Saved entries
————

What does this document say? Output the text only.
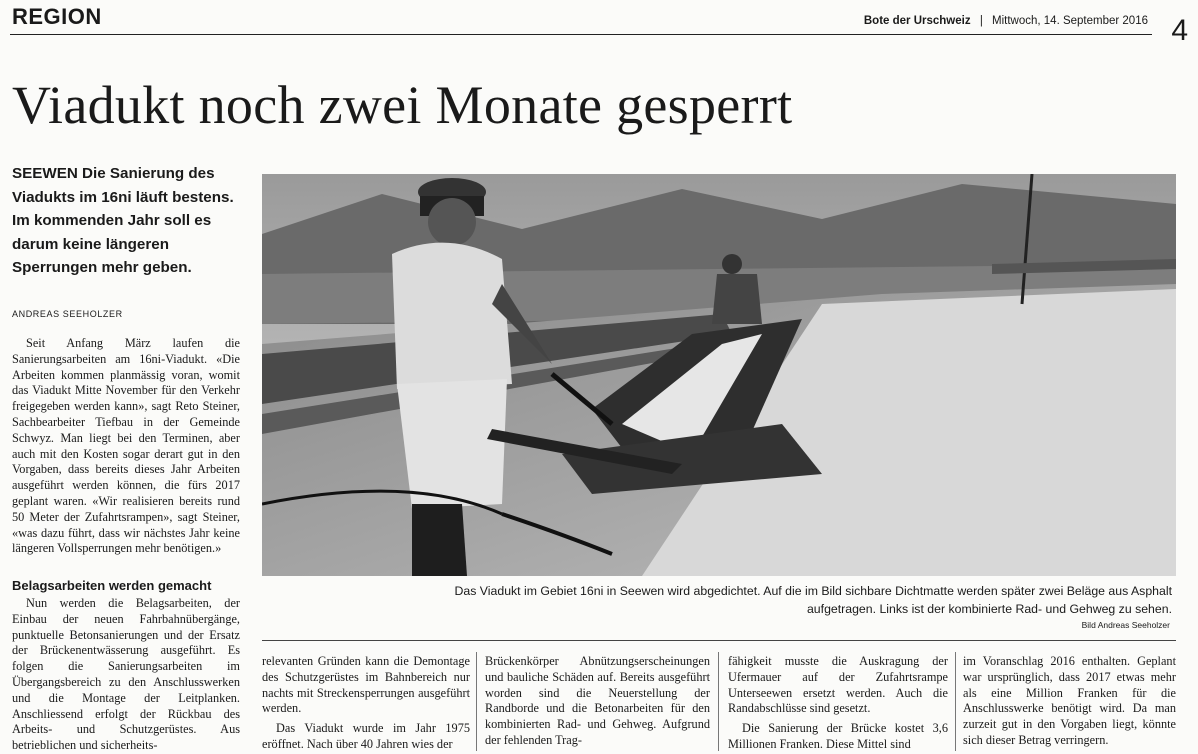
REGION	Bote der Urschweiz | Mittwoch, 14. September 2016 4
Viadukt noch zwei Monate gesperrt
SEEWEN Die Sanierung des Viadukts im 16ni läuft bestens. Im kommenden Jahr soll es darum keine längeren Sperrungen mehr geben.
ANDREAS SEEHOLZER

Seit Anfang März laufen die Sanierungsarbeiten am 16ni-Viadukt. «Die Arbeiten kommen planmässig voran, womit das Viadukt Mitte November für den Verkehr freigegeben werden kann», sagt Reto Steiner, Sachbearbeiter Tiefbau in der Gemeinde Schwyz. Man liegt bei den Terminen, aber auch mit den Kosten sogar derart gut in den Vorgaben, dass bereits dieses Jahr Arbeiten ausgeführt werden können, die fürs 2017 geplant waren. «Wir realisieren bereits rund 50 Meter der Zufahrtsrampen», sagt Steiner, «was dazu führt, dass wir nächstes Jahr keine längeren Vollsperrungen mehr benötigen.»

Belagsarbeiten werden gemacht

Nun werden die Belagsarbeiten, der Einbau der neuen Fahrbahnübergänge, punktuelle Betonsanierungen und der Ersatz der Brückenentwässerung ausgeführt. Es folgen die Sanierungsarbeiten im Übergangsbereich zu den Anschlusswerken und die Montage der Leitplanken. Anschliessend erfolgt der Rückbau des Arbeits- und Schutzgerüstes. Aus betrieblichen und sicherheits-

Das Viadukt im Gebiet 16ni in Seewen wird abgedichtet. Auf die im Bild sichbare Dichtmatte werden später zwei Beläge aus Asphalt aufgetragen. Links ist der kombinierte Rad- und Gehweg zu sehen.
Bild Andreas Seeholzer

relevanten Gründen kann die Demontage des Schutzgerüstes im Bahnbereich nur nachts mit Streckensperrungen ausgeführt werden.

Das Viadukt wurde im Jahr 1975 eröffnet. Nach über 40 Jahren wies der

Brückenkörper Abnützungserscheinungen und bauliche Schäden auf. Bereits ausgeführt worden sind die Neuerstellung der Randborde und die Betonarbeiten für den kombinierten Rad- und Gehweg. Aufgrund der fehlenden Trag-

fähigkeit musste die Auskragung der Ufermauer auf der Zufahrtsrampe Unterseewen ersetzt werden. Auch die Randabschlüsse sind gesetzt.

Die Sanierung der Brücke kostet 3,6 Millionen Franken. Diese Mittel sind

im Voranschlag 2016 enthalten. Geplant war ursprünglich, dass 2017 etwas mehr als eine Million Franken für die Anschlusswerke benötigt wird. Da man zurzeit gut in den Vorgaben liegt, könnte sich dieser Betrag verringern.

————

Short task: Pull out all lines of the data with the string "Franken".

Solution to the exercise:
Die Sanierung der Brücke kostet 3,6 Millionen Franken. Diese Mittel sind
im Voranschlag 2016 enthalten. Geplant war ursprünglich, dass 2017 etwas mehr als eine Million Franken für die Anschlusswerke benötigt wird. Da man zurzeit gut in den Vorgaben liegt, könnte sich dieser Betrag verringern.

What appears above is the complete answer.